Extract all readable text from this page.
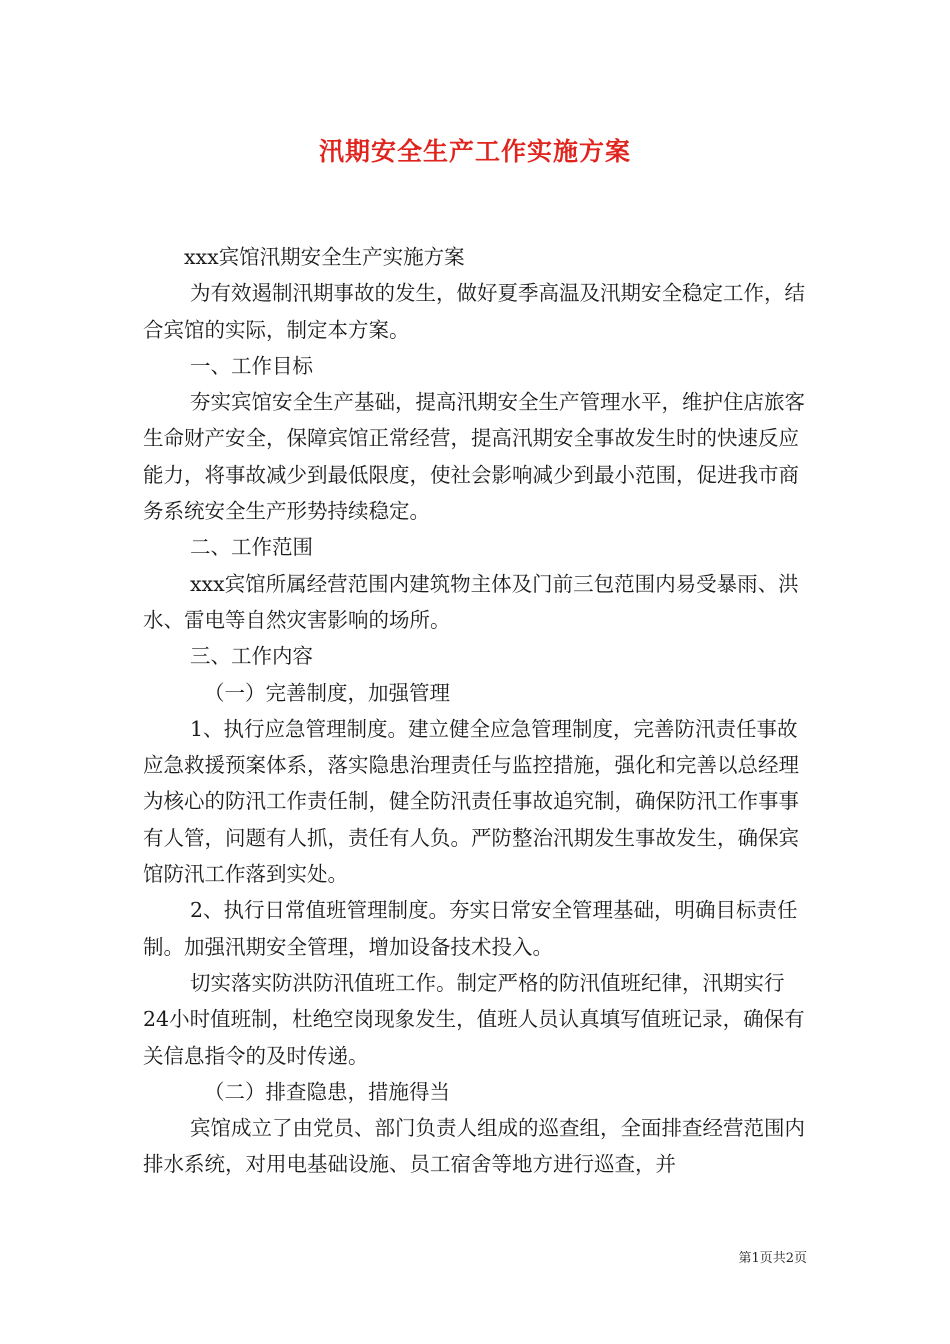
汛期安全生产工作实施方案

xxx宾馆汛期安全生产实施方案

为有效遏制汛期事故的发生，做好夏季高温及汛期安全稳定工作，结合宾馆的实际，制定本方案。

一、工作目标

夯实宾馆安全生产基础，提高汛期安全生产管理水平，维护住店旅客生命财产安全，保障宾馆正常经营，提高汛期安全事故发生时的快速反应能力，将事故减少到最低限度，使社会影响减少到最小范围，促进我市商务系统安全生产形势持续稳定。

二、工作范围

xxx宾馆所属经营范围内建筑物主体及门前三包范围内易受暴雨、洪水、雷电等自然灾害影响的场所。

三、工作内容

（一）完善制度，加强管理

1、执行应急管理制度。建立健全应急管理制度，完善防汛责任事故应急救援预案体系，落实隐患治理责任与监控措施，强化和完善以总经理为核心的防汛工作责任制，健全防汛责任事故追究制，确保防汛工作事事有人管，问题有人抓，责任有人负。严防整治汛期发生事故发生，确保宾馆防汛工作落到实处。

2、执行日常值班管理制度。夯实日常安全管理基础，明确目标责任制。加强汛期安全管理，增加设备技术投入。

切实落实防洪防汛值班工作。制定严格的防汛值班纪律，汛期实行24小时值班制，杜绝空岗现象发生，值班人员认真填写值班记录，确保有关信息指令的及时传递。

（二）排查隐患，措施得当

宾馆成立了由党员、部门负责人组成的巡查组，全面排查经营范围内排水系统，对用电基础设施、员工宿舍等地方进行巡查，并

第1页共2页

- [TASK REQUIREMENTS] Copy out all the entries exactly. Images stay out of the copy.

- [COMPLETE ANSWER]
Extract all readable text from this page.
汛期安全生产工作实施方案

xxx宾馆汛期安全生产实施方案

为有效遏制汛期事故的发生，做好夏季高温及汛期安全稳定工作，结合宾馆的实际，制定本方案。

一、工作目标

夯实宾馆安全生产基础，提高汛期安全生产管理水平，维护住店旅客生命财产安全，保障宾馆正常经营，提高汛期安全事故发生时的快速反应能力，将事故减少到最低限度，使社会影响减少到最小范围，促进我市商务系统安全生产形势持续稳定。

二、工作范围

xxx宾馆所属经营范围内建筑物主体及门前三包范围内易受暴雨、洪水、雷电等自然灾害影响的场所。

三、工作内容

（一）完善制度，加强管理

1、执行应急管理制度。建立健全应急管理制度，完善防汛责任事故应急救援预案体系，落实隐患治理责任与监控措施，强化和完善以总经理为核心的防汛工作责任制，健全防汛责任事故追究制，确保防汛工作事事有人管，问题有人抓，责任有人负。严防整治汛期发生事故发生，确保宾馆防汛工作落到实处。

2、执行日常值班管理制度。夯实日常安全管理基础，明确目标责任制。加强汛期安全管理，增加设备技术投入。

切实落实防洪防汛值班工作。制定严格的防汛值班纪律，汛期实行24小时值班制，杜绝空岗现象发生，值班人员认真填写值班记录，确保有关信息指令的及时传递。

（二）排查隐患，措施得当

宾馆成立了由党员、部门负责人组成的巡查组，全面排查经营范围内排水系统，对用电基础设施、员工宿舍等地方进行巡查，并

第1页共2页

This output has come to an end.